Gather every line holding the string "JSON".

**RECORDS TO PROCESS**
_ _ _ _ _ _ _
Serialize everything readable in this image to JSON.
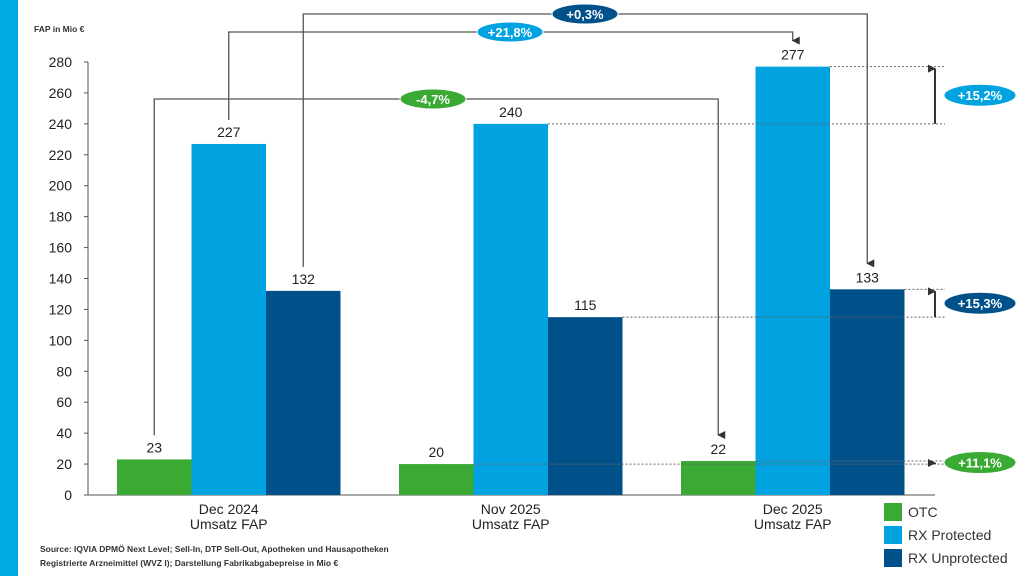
{
  "chart_data": {
    "type": "bar",
    "ylabel": "FAP in Mio €",
    "ylim": [
      0,
      280
    ],
    "yticks": [
      0,
      20,
      40,
      60,
      80,
      100,
      120,
      140,
      160,
      180,
      200,
      220,
      240,
      260,
      280
    ],
    "categories": [
      [
        "Dec 2024",
        "Umsatz FAP"
      ],
      [
        "Nov 2025",
        "Umsatz FAP"
      ],
      [
        "Dec 2025",
        "Umsatz FAP"
      ]
    ],
    "series": [
      {
        "name": "OTC",
        "color": "#3aaa35",
        "values": [
          23,
          20,
          22
        ]
      },
      {
        "name": "RX Protected",
        "color": "#00a3e0",
        "values": [
          227,
          240,
          277
        ]
      },
      {
        "name": "RX Unprotected",
        "color": "#00508a",
        "values": [
          132,
          115,
          133
        ]
      }
    ],
    "annotations": {
      "period_changes": [
        {
          "label": "-4,7%",
          "series": 0,
          "from": 0,
          "to": 2,
          "color": "#3aaa35"
        },
        {
          "label": "+21,8%",
          "series": 1,
          "from": 0,
          "to": 2,
          "color": "#00a3e0"
        },
        {
          "label": "+0,3%",
          "series": 2,
          "from": 0,
          "to": 2,
          "color": "#00508a"
        }
      ],
      "month_changes": [
        {
          "label": "+15,2%",
          "series": 1,
          "color": "#00a3e0"
        },
        {
          "label": "+15,3%",
          "series": 2,
          "color": "#00508a"
        },
        {
          "label": "+11,1%",
          "series": 0,
          "color": "#3aaa35"
        }
      ]
    }
  },
  "source": [
    "Source: IQVIA DPMÖ Next Level; Sell-In, DTP Sell-Out, Apotheken und Hausapotheken",
    "Registrierte Arzneimittel (WVZ I); Darstellung Fabrikabgabepreise in Mio €"
  ]
}
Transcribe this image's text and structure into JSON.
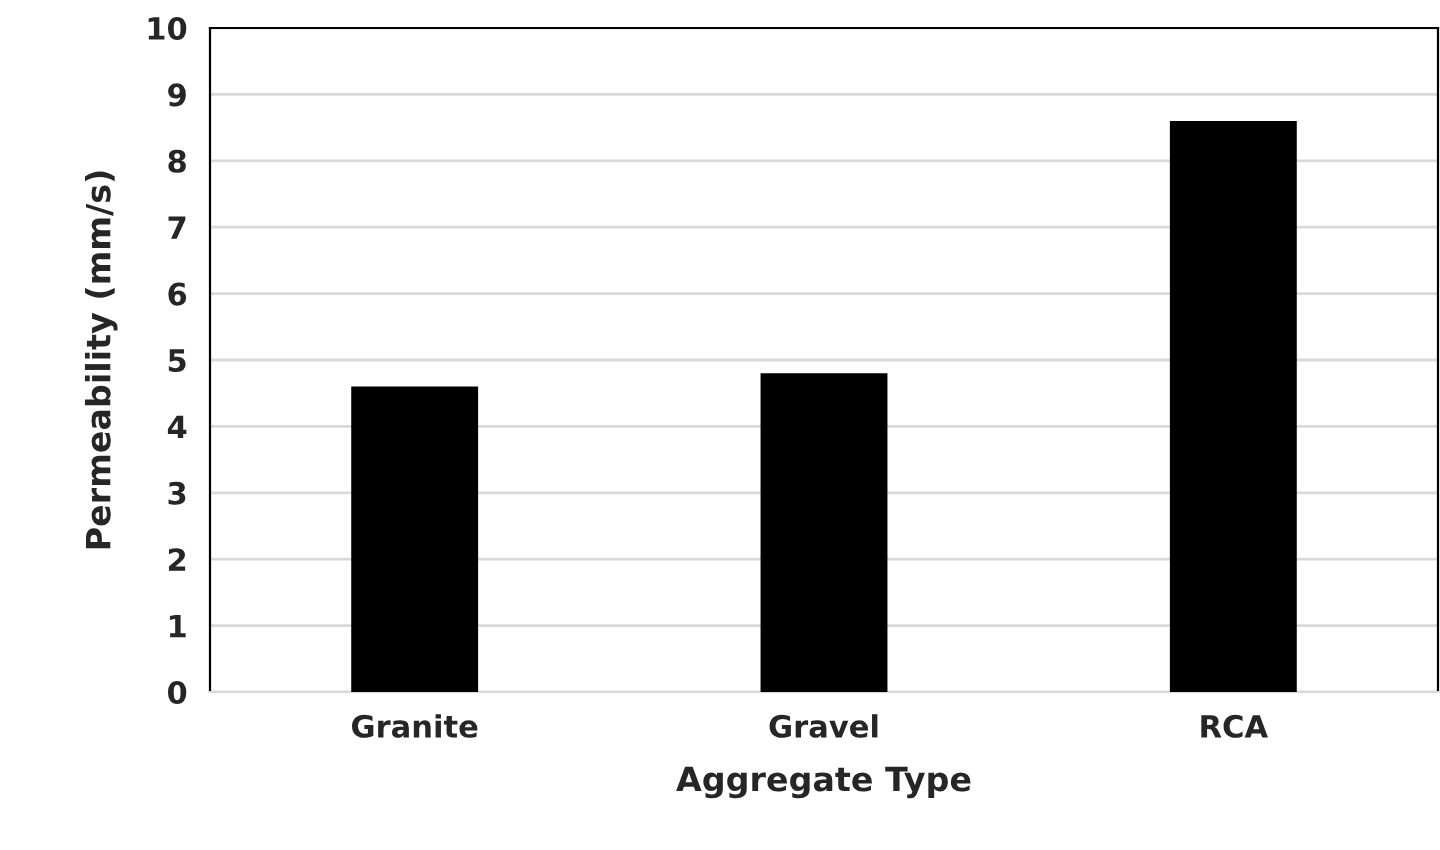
{
  "chart_data": {
    "type": "bar",
    "xlabel": "Aggregate Type",
    "ylabel": "Permeability (mm/s)",
    "categories": [
      "Granite",
      "Gravel",
      "RCA"
    ],
    "values": [
      4.6,
      4.8,
      8.6
    ],
    "color": "#000000",
    "ylim": [
      0,
      10
    ],
    "yticks": [
      0,
      1,
      2,
      3,
      4,
      5,
      6,
      7,
      8,
      9,
      10
    ],
    "grid": "y"
  }
}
_ _ _ _ _ _ _
**WRITTEN SOLUTION**
Serialize everything readable in this image to JSON.
Transcribe this image's text and structure into JSON.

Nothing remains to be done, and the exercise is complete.